Retype all of the data. Every line must match exactly.
— start of Listing —
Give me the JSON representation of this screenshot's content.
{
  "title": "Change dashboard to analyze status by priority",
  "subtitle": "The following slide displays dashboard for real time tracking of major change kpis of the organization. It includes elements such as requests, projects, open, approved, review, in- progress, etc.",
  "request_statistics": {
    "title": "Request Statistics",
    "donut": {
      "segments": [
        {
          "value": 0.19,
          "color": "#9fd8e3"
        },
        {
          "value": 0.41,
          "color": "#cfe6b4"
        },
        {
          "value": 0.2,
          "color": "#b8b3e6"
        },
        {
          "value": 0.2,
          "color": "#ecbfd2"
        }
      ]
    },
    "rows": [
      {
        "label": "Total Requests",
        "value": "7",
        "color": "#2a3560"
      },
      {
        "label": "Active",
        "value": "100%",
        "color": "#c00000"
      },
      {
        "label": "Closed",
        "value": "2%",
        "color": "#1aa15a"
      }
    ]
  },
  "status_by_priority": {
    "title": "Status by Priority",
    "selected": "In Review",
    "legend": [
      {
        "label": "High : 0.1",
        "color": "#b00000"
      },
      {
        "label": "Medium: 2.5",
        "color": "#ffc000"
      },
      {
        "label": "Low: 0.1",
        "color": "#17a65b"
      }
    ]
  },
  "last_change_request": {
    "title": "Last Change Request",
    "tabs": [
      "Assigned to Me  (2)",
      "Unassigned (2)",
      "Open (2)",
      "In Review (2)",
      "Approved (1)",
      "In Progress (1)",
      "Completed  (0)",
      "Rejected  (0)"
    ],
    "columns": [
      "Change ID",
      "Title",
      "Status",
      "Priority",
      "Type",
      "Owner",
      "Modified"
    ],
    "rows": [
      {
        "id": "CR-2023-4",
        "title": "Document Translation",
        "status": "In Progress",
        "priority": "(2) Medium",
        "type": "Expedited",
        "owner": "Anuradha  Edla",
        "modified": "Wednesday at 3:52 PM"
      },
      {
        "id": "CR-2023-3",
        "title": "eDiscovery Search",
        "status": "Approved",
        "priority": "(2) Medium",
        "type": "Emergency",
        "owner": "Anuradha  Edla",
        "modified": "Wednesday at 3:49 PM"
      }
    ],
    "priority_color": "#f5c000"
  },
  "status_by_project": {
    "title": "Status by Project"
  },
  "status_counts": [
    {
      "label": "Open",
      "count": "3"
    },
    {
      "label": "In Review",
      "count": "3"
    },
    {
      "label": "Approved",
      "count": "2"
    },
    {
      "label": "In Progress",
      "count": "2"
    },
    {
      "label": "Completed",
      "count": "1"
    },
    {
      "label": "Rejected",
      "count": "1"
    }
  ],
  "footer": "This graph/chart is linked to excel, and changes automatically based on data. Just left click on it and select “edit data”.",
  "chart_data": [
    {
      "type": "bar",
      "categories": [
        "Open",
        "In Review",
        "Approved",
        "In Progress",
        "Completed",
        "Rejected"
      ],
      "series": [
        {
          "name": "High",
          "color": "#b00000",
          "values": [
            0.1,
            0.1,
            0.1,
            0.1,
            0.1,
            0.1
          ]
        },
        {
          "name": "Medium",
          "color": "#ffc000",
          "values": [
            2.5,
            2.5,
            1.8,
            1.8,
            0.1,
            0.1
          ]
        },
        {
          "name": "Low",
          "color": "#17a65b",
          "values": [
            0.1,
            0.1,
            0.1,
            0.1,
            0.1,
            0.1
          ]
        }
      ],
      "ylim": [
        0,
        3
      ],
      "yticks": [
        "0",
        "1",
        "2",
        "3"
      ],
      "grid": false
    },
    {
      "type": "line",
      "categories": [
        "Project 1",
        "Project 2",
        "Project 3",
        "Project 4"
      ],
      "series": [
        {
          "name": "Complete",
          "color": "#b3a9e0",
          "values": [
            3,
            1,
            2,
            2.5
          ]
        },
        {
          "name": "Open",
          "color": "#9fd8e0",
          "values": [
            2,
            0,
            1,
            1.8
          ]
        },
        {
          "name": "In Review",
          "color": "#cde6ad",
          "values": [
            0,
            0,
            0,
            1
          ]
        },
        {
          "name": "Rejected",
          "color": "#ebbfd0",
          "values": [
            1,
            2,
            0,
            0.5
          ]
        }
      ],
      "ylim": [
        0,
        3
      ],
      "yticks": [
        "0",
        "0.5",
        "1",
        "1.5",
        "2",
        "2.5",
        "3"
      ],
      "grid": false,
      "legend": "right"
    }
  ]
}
— end of Listing —
## [Full solution]
Give me the JSON representation of this screenshot's content.
{
  "title": "Change dashboard to analyze status by priority",
  "subtitle": "The following slide displays dashboard for real time tracking of major change kpis of the organization. It includes elements such as requests, projects, open, approved, review, in- progress, etc.",
  "request_statistics": {
    "title": "Request Statistics",
    "donut": {
      "segments": [
        {
          "value": 0.19,
          "color": "#9fd8e3"
        },
        {
          "value": 0.41,
          "color": "#cfe6b4"
        },
        {
          "value": 0.2,
          "color": "#b8b3e6"
        },
        {
          "value": 0.2,
          "color": "#ecbfd2"
        }
      ]
    },
    "rows": [
      {
        "label": "Total Requests",
        "value": "7",
        "color": "#2a3560"
      },
      {
        "label": "Active",
        "value": "100%",
        "color": "#c00000"
      },
      {
        "label": "Closed",
        "value": "2%",
        "color": "#1aa15a"
      }
    ]
  },
  "status_by_priority": {
    "title": "Status by Priority",
    "selected": "In Review",
    "legend": [
      {
        "label": "High : 0.1",
        "color": "#b00000"
      },
      {
        "label": "Medium: 2.5",
        "color": "#ffc000"
      },
      {
        "label": "Low: 0.1",
        "color": "#17a65b"
      }
    ]
  },
  "last_change_request": {
    "title": "Last Change Request",
    "tabs": [
      "Assigned to Me  (2)",
      "Unassigned (2)",
      "Open (2)",
      "In Review (2)",
      "Approved (1)",
      "In Progress (1)",
      "Completed  (0)",
      "Rejected  (0)"
    ],
    "columns": [
      "Change ID",
      "Title",
      "Status",
      "Priority",
      "Type",
      "Owner",
      "Modified"
    ],
    "rows": [
      {
        "id": "CR-2023-4",
        "title": "Document Translation",
        "status": "In Progress",
        "priority": "(2) Medium",
        "type": "Expedited",
        "owner": "Anuradha  Edla",
        "modified": "Wednesday at 3:52 PM"
      },
      {
        "id": "CR-2023-3",
        "title": "eDiscovery Search",
        "status": "Approved",
        "priority": "(2) Medium",
        "type": "Emergency",
        "owner": "Anuradha  Edla",
        "modified": "Wednesday at 3:49 PM"
      }
    ],
    "priority_color": "#f5c000"
  },
  "status_by_project": {
    "title": "Status by Project"
  },
  "status_counts": [
    {
      "label": "Open",
      "count": "3"
    },
    {
      "label": "In Review",
      "count": "3"
    },
    {
      "label": "Approved",
      "count": "2"
    },
    {
      "label": "In Progress",
      "count": "2"
    },
    {
      "label": "Completed",
      "count": "1"
    },
    {
      "label": "Rejected",
      "count": "1"
    }
  ],
  "footer": "This graph/chart is linked to excel, and changes automatically based on data. Just left click on it and select “edit data”.",
  "chart_data": [
    {
      "type": "bar",
      "categories": [
        "Open",
        "In Review",
        "Approved",
        "In Progress",
        "Completed",
        "Rejected"
      ],
      "series": [
        {
          "name": "High",
          "color": "#b00000",
          "values": [
            0.1,
            0.1,
            0.1,
            0.1,
            0.1,
            0.1
          ]
        },
        {
          "name": "Medium",
          "color": "#ffc000",
          "values": [
            2.5,
            2.5,
            1.8,
            1.8,
            0.1,
            0.1
          ]
        },
        {
          "name": "Low",
          "color": "#17a65b",
          "values": [
            0.1,
            0.1,
            0.1,
            0.1,
            0.1,
            0.1
          ]
        }
      ],
      "ylim": [
        0,
        3
      ],
      "yticks": [
        "0",
        "1",
        "2",
        "3"
      ],
      "grid": false
    },
    {
      "type": "line",
      "categories": [
        "Project 1",
        "Project 2",
        "Project 3",
        "Project 4"
      ],
      "series": [
        {
          "name": "Complete",
          "color": "#b3a9e0",
          "values": [
            3,
            1,
            2,
            2.5
          ]
        },
        {
          "name": "Open",
          "color": "#9fd8e0",
          "values": [
            2,
            0,
            1,
            1.8
          ]
        },
        {
          "name": "In Review",
          "color": "#cde6ad",
          "values": [
            0,
            0,
            0,
            1
          ]
        },
        {
          "name": "Rejected",
          "color": "#ebbfd0",
          "values": [
            1,
            2,
            0,
            0.5
          ]
        }
      ],
      "ylim": [
        0,
        3
      ],
      "yticks": [
        "0",
        "0.5",
        "1",
        "1.5",
        "2",
        "2.5",
        "3"
      ],
      "grid": false,
      "legend": "right"
    }
  ]
}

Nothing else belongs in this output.